◆ **WHAT THE EXERCISE ASKS**
Set down all of the entries word for word, omitting the images they contain.

◆ **INPUT ROWS**
** start **

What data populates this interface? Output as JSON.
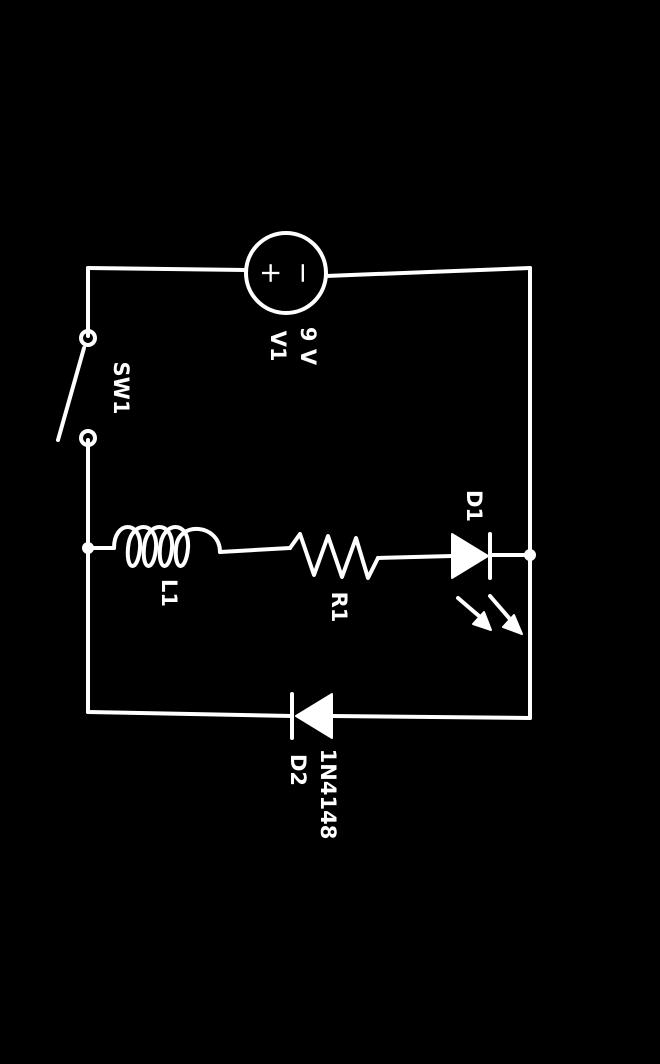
{
  "diagram": {
    "type": "circuit schematic",
    "orientation": "rotated 90 degrees clockwise, mirrored",
    "colors": {
      "background": "#000000",
      "stroke": "#ffffff"
    },
    "components": {
      "switch": {
        "ref": "SW1"
      },
      "source": {
        "ref": "V1",
        "value": "9 V",
        "value_number": "9",
        "value_unit": "V",
        "plus": "+",
        "minus": "−"
      },
      "inductor": {
        "ref": "L1"
      },
      "resistor": {
        "ref": "R1"
      },
      "led": {
        "ref": "D1"
      },
      "diode": {
        "ref": "D2",
        "part": "1N4148"
      }
    }
  }
}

** end **

◆ **ANSWER**
What data populates this interface? Output as JSON.
{
  "diagram": {
    "type": "circuit schematic",
    "orientation": "rotated 90 degrees clockwise, mirrored",
    "colors": {
      "background": "#000000",
      "stroke": "#ffffff"
    },
    "components": {
      "switch": {
        "ref": "SW1"
      },
      "source": {
        "ref": "V1",
        "value": "9 V",
        "value_number": "9",
        "value_unit": "V",
        "plus": "+",
        "minus": "−"
      },
      "inductor": {
        "ref": "L1"
      },
      "resistor": {
        "ref": "R1"
      },
      "led": {
        "ref": "D1"
      },
      "diode": {
        "ref": "D2",
        "part": "1N4148"
      }
    }
  }
}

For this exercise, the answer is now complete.